■ TASK DIRECTIONS
Set the data down again, exactly as it reads, but without the pictures.

----- DATA SHOWN -----

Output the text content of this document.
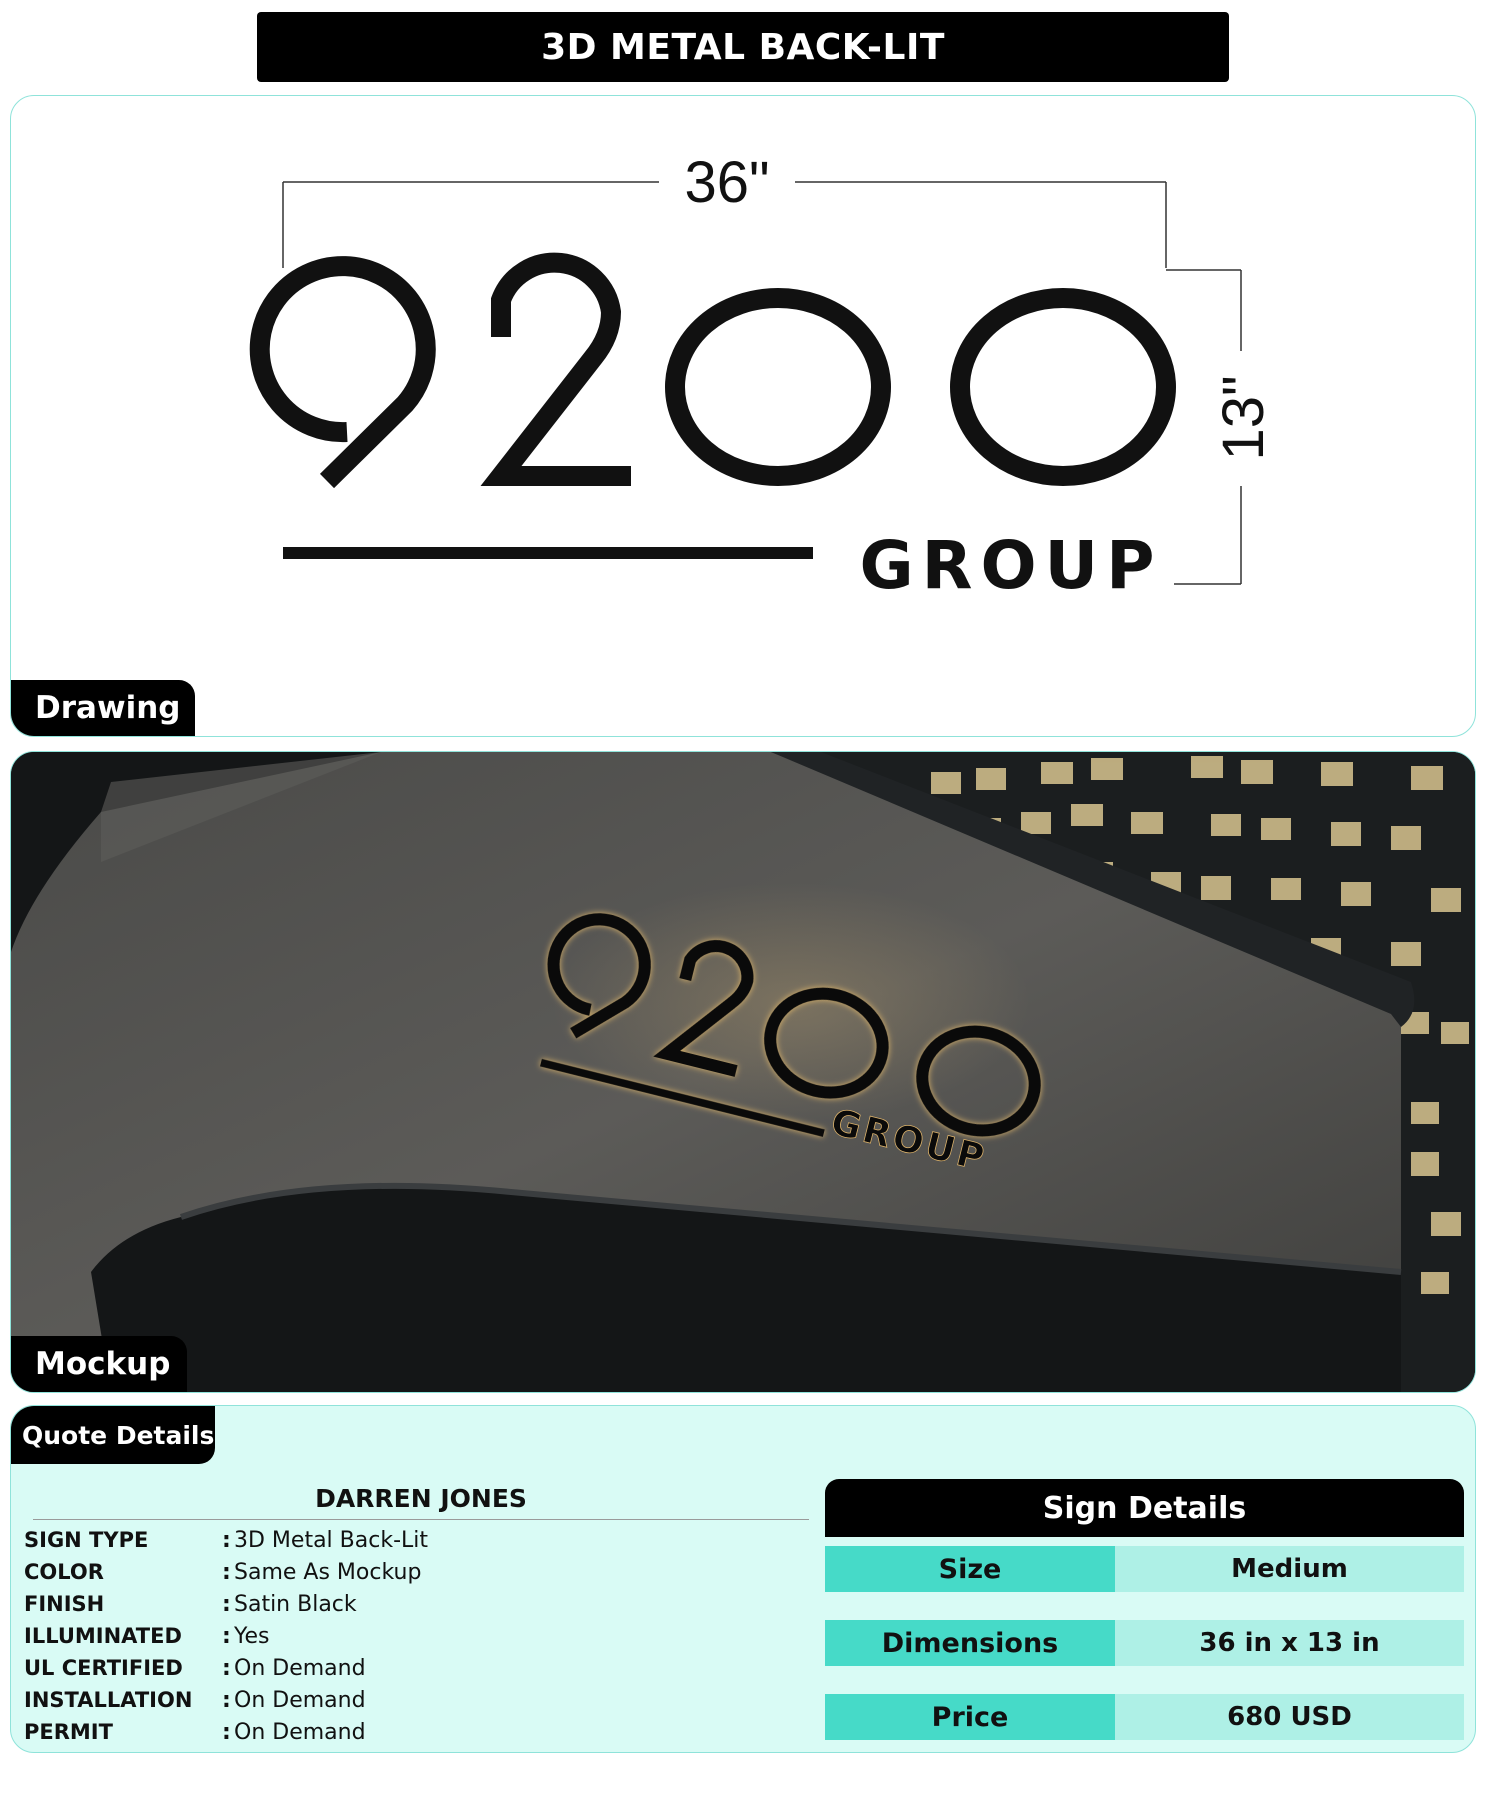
3D METAL BACK-LIT
36"
13"
GROUP
Drawing
GROUP
Mockup
Quote Details
DARREN JONES
SIGN TYPE	: 3D Metal Back-Lit
COLOR	: Same As Mockup
FINISH	: Satin Black
ILLUMINATED	: Yes
UL CERTIFIED	: On Demand
INSTALLATION	: On Demand
PERMIT	: On Demand
Sign Details
Size	Medium
Dimensions	36 in x 13 in
Price	680 USD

-----

■ WORKED SOLUTION
Output the text content of this document.
3D METAL BACK-LIT
36"
13"
GROUP
Drawing
GROUP
Mockup
Quote Details
DARREN JONES
SIGN TYPE	: 3D Metal Back-Lit
COLOR	: Same As Mockup
FINISH	: Satin Black
ILLUMINATED	: Yes
UL CERTIFIED	: On Demand
INSTALLATION	: On Demand
PERMIT	: On Demand
Sign Details
Size	Medium
Dimensions	36 in x 13 in
Price	680 USD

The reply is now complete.